WHAT YOU SHOULD DO ->
Which lines hold the word "text"? Copy each of them.

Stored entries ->
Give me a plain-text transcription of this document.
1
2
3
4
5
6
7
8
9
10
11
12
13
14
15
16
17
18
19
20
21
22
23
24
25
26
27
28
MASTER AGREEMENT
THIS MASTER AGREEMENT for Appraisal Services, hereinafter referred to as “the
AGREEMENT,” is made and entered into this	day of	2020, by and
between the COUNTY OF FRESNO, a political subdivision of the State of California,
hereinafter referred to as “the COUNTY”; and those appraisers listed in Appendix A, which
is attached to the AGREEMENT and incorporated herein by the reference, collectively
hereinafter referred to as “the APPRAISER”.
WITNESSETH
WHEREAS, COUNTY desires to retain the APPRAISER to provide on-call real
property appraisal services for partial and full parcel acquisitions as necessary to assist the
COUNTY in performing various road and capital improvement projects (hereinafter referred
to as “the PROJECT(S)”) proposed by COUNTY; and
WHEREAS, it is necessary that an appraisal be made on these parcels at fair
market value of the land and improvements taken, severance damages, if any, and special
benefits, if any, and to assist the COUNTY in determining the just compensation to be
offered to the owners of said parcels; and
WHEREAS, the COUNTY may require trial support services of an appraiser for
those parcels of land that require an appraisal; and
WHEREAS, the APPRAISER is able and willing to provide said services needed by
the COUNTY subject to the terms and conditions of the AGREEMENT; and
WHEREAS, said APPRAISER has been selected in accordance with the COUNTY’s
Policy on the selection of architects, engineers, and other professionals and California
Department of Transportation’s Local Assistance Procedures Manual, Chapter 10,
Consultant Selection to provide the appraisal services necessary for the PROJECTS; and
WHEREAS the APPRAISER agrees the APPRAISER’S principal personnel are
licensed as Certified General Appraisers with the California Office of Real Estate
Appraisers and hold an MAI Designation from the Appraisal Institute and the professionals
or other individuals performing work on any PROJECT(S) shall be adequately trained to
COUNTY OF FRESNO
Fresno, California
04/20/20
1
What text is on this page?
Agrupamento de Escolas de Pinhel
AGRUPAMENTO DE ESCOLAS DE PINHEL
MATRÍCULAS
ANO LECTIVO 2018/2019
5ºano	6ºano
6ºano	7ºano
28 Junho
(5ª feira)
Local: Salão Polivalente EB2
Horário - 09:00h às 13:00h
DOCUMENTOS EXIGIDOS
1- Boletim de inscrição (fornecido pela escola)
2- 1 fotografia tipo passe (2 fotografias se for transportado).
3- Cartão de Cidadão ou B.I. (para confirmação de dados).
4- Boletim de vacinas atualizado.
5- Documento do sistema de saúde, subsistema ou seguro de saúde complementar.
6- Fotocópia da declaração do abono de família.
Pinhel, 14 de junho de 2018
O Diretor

TASK ANSWER ->
Give me a plain-text transcription of this document.
What text is on this page?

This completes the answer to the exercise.